Return every line of the data below that includes the string "Read".

## Begin GIVEN ENTRIES

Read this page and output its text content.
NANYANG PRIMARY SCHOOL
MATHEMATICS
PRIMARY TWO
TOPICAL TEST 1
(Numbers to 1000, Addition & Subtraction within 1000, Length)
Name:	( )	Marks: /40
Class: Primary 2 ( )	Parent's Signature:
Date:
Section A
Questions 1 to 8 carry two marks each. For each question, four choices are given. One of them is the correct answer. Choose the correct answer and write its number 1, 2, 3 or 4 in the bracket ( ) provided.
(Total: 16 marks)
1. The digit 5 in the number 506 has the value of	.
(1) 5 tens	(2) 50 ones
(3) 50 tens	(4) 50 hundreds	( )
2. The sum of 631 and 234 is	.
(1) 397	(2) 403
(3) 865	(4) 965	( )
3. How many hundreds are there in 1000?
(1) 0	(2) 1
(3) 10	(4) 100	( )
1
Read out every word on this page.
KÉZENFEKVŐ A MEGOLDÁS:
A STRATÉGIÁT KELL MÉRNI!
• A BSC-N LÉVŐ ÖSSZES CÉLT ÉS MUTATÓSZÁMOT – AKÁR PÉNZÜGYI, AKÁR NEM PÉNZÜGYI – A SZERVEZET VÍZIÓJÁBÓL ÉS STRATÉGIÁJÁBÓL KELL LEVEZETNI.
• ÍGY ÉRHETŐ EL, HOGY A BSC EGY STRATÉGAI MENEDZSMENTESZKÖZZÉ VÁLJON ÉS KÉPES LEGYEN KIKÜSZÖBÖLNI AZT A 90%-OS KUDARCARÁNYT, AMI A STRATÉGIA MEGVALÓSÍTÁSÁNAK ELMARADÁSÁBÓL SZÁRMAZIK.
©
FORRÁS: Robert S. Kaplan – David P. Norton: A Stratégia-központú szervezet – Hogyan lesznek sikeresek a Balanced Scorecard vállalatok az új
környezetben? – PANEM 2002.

## End GIVEN ENTRIES

# SOLUTION TO THE PROBLEM
Read this page and output its text content.
Read out every word on this page.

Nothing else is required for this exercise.